What is needed =>
Write out every line below that includes the word "GILLYBALL".

[Stored records]
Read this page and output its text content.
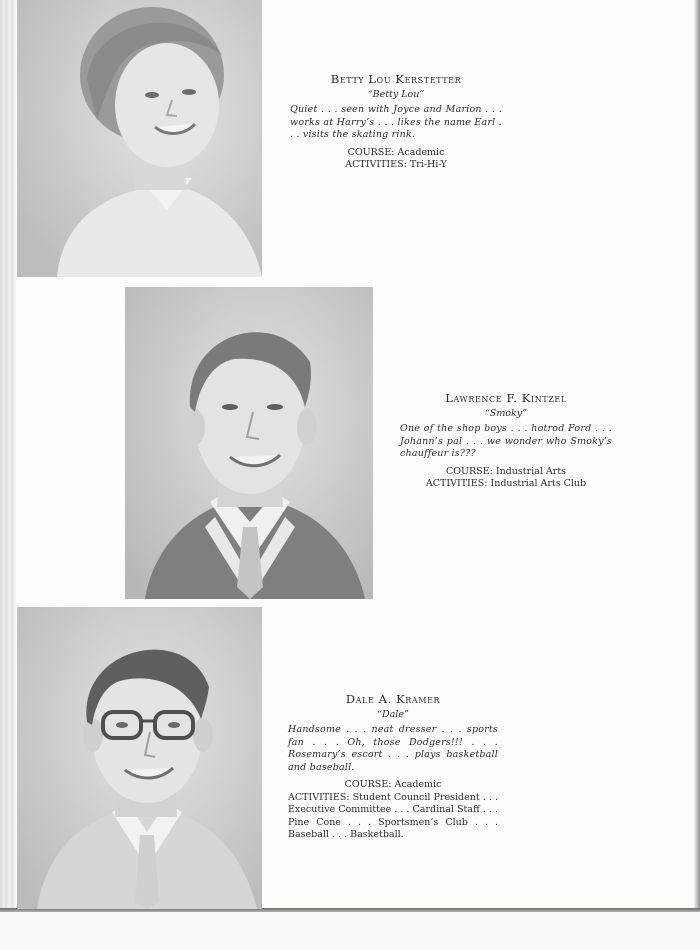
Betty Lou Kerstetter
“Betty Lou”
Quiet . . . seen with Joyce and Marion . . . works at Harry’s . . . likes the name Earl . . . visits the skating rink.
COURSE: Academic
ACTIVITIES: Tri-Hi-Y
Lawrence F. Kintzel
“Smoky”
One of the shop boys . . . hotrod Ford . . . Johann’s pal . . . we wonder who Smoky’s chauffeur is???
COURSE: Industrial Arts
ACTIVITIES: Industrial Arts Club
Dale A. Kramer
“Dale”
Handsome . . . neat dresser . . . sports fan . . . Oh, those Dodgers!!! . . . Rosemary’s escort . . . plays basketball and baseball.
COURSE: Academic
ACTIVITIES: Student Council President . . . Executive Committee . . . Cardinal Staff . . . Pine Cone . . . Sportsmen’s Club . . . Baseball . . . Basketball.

---

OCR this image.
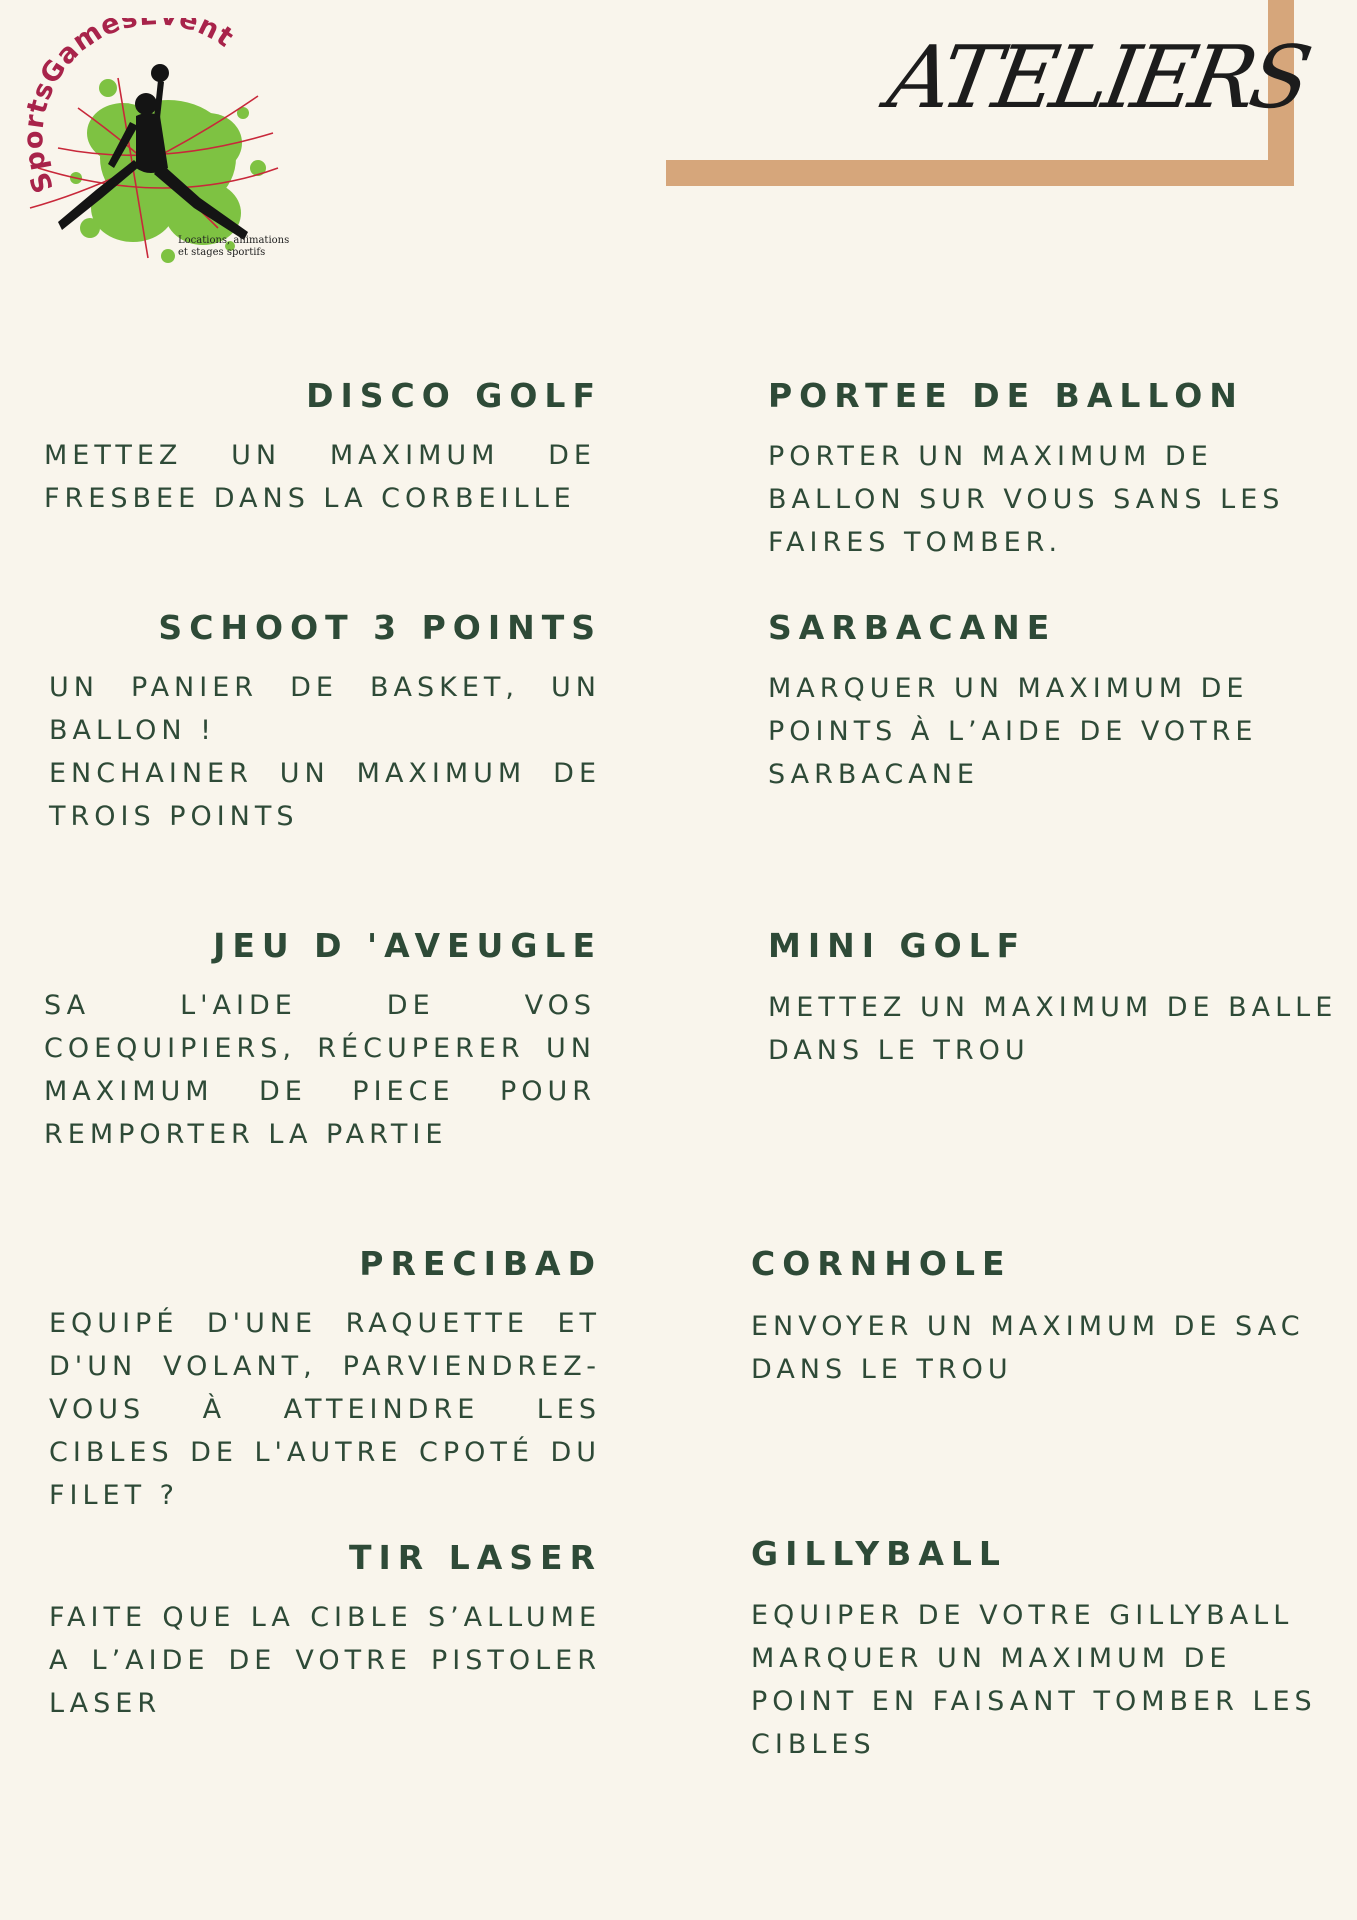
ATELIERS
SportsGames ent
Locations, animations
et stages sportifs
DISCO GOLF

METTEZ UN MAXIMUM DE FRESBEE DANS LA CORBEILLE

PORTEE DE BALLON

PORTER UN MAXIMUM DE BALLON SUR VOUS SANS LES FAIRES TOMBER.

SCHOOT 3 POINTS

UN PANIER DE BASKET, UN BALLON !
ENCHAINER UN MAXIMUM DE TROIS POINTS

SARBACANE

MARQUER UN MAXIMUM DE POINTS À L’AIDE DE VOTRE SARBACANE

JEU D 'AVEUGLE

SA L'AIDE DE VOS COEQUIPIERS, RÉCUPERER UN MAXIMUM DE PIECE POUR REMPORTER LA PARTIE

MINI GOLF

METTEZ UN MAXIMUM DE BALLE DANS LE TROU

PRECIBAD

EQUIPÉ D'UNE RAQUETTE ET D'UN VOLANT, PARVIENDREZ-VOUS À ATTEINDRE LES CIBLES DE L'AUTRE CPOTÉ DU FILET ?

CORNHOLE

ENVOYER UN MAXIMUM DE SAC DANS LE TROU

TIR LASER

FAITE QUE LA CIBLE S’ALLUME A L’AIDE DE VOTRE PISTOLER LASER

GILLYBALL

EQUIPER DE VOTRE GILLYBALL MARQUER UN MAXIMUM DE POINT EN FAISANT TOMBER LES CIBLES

The reply =>
GILLYBALL
EQUIPER DE VOTRE GILLYBALL MARQUER UN MAXIMUM DE POINT EN FAISANT TOMBER LES CIBLES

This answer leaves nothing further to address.